• [Exercise brief] Output all of the entries below precisely as written.

• [The records]
** begin **

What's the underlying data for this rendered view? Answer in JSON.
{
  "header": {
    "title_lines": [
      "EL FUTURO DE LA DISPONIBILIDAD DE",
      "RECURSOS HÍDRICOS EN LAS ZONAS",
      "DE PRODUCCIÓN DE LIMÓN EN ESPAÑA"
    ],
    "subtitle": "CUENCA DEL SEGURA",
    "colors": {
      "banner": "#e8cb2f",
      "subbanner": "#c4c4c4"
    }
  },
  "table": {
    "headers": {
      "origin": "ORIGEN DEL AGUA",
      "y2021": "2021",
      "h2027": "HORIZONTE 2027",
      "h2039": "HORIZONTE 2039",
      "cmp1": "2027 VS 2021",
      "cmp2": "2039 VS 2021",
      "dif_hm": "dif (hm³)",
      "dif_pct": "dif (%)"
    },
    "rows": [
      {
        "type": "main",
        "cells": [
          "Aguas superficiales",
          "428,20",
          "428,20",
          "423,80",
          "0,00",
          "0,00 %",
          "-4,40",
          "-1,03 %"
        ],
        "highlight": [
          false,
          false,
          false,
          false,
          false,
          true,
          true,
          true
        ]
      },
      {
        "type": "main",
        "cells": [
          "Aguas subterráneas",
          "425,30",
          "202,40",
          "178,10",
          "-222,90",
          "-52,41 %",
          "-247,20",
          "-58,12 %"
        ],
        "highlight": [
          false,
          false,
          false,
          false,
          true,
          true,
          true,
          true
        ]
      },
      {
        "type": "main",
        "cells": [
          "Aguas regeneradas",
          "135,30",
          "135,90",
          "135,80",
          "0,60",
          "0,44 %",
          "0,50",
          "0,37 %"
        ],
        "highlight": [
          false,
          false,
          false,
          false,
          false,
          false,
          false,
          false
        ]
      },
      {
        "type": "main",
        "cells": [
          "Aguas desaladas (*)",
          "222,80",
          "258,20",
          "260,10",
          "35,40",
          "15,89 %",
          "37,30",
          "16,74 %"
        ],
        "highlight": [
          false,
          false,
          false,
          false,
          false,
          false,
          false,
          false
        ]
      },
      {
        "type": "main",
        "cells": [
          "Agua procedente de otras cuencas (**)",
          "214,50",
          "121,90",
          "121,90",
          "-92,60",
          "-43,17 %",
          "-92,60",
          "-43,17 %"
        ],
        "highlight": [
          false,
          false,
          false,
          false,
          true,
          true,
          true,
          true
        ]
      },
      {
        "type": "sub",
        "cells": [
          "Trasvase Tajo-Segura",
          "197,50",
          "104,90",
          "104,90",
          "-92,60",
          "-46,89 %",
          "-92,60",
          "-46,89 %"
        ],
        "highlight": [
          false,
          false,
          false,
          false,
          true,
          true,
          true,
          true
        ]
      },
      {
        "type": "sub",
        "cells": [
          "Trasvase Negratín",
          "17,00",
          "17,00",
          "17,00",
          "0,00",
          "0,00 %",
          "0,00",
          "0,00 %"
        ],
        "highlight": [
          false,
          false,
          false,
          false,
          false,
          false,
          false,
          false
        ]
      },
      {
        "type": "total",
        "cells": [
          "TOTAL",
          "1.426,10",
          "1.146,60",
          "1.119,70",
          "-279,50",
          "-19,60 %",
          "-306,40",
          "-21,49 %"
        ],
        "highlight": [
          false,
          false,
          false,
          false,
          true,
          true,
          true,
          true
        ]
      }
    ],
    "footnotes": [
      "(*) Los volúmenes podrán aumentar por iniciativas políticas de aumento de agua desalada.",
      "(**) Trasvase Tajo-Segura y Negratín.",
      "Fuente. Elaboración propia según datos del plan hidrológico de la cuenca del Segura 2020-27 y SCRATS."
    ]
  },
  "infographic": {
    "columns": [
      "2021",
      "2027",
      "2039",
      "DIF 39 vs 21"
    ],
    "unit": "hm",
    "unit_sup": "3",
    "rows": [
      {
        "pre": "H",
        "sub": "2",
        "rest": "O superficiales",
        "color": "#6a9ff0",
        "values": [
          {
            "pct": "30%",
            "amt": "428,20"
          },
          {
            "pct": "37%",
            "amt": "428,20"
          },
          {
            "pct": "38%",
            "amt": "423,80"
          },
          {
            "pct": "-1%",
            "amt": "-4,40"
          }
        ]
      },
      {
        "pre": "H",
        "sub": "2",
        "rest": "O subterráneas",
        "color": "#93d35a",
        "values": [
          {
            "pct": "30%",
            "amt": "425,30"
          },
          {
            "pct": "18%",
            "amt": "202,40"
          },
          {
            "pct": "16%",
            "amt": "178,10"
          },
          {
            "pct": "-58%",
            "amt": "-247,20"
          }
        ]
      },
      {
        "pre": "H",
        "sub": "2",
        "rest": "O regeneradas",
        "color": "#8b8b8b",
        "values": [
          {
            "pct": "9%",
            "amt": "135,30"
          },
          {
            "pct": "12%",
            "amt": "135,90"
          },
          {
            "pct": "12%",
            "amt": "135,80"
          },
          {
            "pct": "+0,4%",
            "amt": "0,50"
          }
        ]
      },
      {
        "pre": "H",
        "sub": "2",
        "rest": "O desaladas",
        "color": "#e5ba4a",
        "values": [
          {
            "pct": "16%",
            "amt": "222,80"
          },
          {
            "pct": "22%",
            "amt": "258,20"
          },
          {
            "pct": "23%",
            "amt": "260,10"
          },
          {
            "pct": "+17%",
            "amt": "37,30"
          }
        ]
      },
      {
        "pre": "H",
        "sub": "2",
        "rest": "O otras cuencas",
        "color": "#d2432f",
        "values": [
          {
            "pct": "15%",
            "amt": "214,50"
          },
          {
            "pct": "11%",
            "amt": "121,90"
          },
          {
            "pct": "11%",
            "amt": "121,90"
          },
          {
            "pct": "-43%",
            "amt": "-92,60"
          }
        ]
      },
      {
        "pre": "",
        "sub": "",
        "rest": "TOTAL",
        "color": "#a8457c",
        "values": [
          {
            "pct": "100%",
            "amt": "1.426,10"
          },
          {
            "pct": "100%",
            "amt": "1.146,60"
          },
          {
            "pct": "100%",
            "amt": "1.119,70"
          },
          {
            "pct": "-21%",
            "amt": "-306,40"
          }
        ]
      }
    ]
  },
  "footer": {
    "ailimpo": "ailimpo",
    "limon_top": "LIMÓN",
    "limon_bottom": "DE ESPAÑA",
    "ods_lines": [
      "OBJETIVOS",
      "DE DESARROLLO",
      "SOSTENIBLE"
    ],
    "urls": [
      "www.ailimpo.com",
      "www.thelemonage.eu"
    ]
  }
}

** end **

• [Exercise output]
What's the underlying data for this rendered view? Answer in JSON.
{
  "header": {
    "title_lines": [
      "EL FUTURO DE LA DISPONIBILIDAD DE",
      "RECURSOS HÍDRICOS EN LAS ZONAS",
      "DE PRODUCCIÓN DE LIMÓN EN ESPAÑA"
    ],
    "subtitle": "CUENCA DEL SEGURA",
    "colors": {
      "banner": "#e8cb2f",
      "subbanner": "#c4c4c4"
    }
  },
  "table": {
    "headers": {
      "origin": "ORIGEN DEL AGUA",
      "y2021": "2021",
      "h2027": "HORIZONTE 2027",
      "h2039": "HORIZONTE 2039",
      "cmp1": "2027 VS 2021",
      "cmp2": "2039 VS 2021",
      "dif_hm": "dif (hm³)",
      "dif_pct": "dif (%)"
    },
    "rows": [
      {
        "type": "main",
        "cells": [
          "Aguas superficiales",
          "428,20",
          "428,20",
          "423,80",
          "0,00",
          "0,00 %",
          "-4,40",
          "-1,03 %"
        ],
        "highlight": [
          false,
          false,
          false,
          false,
          false,
          true,
          true,
          true
        ]
      },
      {
        "type": "main",
        "cells": [
          "Aguas subterráneas",
          "425,30",
          "202,40",
          "178,10",
          "-222,90",
          "-52,41 %",
          "-247,20",
          "-58,12 %"
        ],
        "highlight": [
          false,
          false,
          false,
          false,
          true,
          true,
          true,
          true
        ]
      },
      {
        "type": "main",
        "cells": [
          "Aguas regeneradas",
          "135,30",
          "135,90",
          "135,80",
          "0,60",
          "0,44 %",
          "0,50",
          "0,37 %"
        ],
        "highlight": [
          false,
          false,
          false,
          false,
          false,
          false,
          false,
          false
        ]
      },
      {
        "type": "main",
        "cells": [
          "Aguas desaladas (*)",
          "222,80",
          "258,20",
          "260,10",
          "35,40",
          "15,89 %",
          "37,30",
          "16,74 %"
        ],
        "highlight": [
          false,
          false,
          false,
          false,
          false,
          false,
          false,
          false
        ]
      },
      {
        "type": "main",
        "cells": [
          "Agua procedente de otras cuencas (**)",
          "214,50",
          "121,90",
          "121,90",
          "-92,60",
          "-43,17 %",
          "-92,60",
          "-43,17 %"
        ],
        "highlight": [
          false,
          false,
          false,
          false,
          true,
          true,
          true,
          true
        ]
      },
      {
        "type": "sub",
        "cells": [
          "Trasvase Tajo-Segura",
          "197,50",
          "104,90",
          "104,90",
          "-92,60",
          "-46,89 %",
          "-92,60",
          "-46,89 %"
        ],
        "highlight": [
          false,
          false,
          false,
          false,
          true,
          true,
          true,
          true
        ]
      },
      {
        "type": "sub",
        "cells": [
          "Trasvase Negratín",
          "17,00",
          "17,00",
          "17,00",
          "0,00",
          "0,00 %",
          "0,00",
          "0,00 %"
        ],
        "highlight": [
          false,
          false,
          false,
          false,
          false,
          false,
          false,
          false
        ]
      },
      {
        "type": "total",
        "cells": [
          "TOTAL",
          "1.426,10",
          "1.146,60",
          "1.119,70",
          "-279,50",
          "-19,60 %",
          "-306,40",
          "-21,49 %"
        ],
        "highlight": [
          false,
          false,
          false,
          false,
          true,
          true,
          true,
          true
        ]
      }
    ],
    "footnotes": [
      "(*) Los volúmenes podrán aumentar por iniciativas políticas de aumento de agua desalada.",
      "(**) Trasvase Tajo-Segura y Negratín.",
      "Fuente. Elaboración propia según datos del plan hidrológico de la cuenca del Segura 2020-27 y SCRATS."
    ]
  },
  "infographic": {
    "columns": [
      "2021",
      "2027",
      "2039",
      "DIF 39 vs 21"
    ],
    "unit": "hm",
    "unit_sup": "3",
    "rows": [
      {
        "pre": "H",
        "sub": "2",
        "rest": "O superficiales",
        "color": "#6a9ff0",
        "values": [
          {
            "pct": "30%",
            "amt": "428,20"
          },
          {
            "pct": "37%",
            "amt": "428,20"
          },
          {
            "pct": "38%",
            "amt": "423,80"
          },
          {
            "pct": "-1%",
            "amt": "-4,40"
          }
        ]
      },
      {
        "pre": "H",
        "sub": "2",
        "rest": "O subterráneas",
        "color": "#93d35a",
        "values": [
          {
            "pct": "30%",
            "amt": "425,30"
          },
          {
            "pct": "18%",
            "amt": "202,40"
          },
          {
            "pct": "16%",
            "amt": "178,10"
          },
          {
            "pct": "-58%",
            "amt": "-247,20"
          }
        ]
      },
      {
        "pre": "H",
        "sub": "2",
        "rest": "O regeneradas",
        "color": "#8b8b8b",
        "values": [
          {
            "pct": "9%",
            "amt": "135,30"
          },
          {
            "pct": "12%",
            "amt": "135,90"
          },
          {
            "pct": "12%",
            "amt": "135,80"
          },
          {
            "pct": "+0,4%",
            "amt": "0,50"
          }
        ]
      },
      {
        "pre": "H",
        "sub": "2",
        "rest": "O desaladas",
        "color": "#e5ba4a",
        "values": [
          {
            "pct": "16%",
            "amt": "222,80"
          },
          {
            "pct": "22%",
            "amt": "258,20"
          },
          {
            "pct": "23%",
            "amt": "260,10"
          },
          {
            "pct": "+17%",
            "amt": "37,30"
          }
        ]
      },
      {
        "pre": "H",
        "sub": "2",
        "rest": "O otras cuencas",
        "color": "#d2432f",
        "values": [
          {
            "pct": "15%",
            "amt": "214,50"
          },
          {
            "pct": "11%",
            "amt": "121,90"
          },
          {
            "pct": "11%",
            "amt": "121,90"
          },
          {
            "pct": "-43%",
            "amt": "-92,60"
          }
        ]
      },
      {
        "pre": "",
        "sub": "",
        "rest": "TOTAL",
        "color": "#a8457c",
        "values": [
          {
            "pct": "100%",
            "amt": "1.426,10"
          },
          {
            "pct": "100%",
            "amt": "1.146,60"
          },
          {
            "pct": "100%",
            "amt": "1.119,70"
          },
          {
            "pct": "-21%",
            "amt": "-306,40"
          }
        ]
      }
    ]
  },
  "footer": {
    "ailimpo": "ailimpo",
    "limon_top": "LIMÓN",
    "limon_bottom": "DE ESPAÑA",
    "ods_lines": [
      "OBJETIVOS",
      "DE DESARROLLO",
      "SOSTENIBLE"
    ],
    "urls": [
      "www.ailimpo.com",
      "www.thelemonage.eu"
    ]
  }
}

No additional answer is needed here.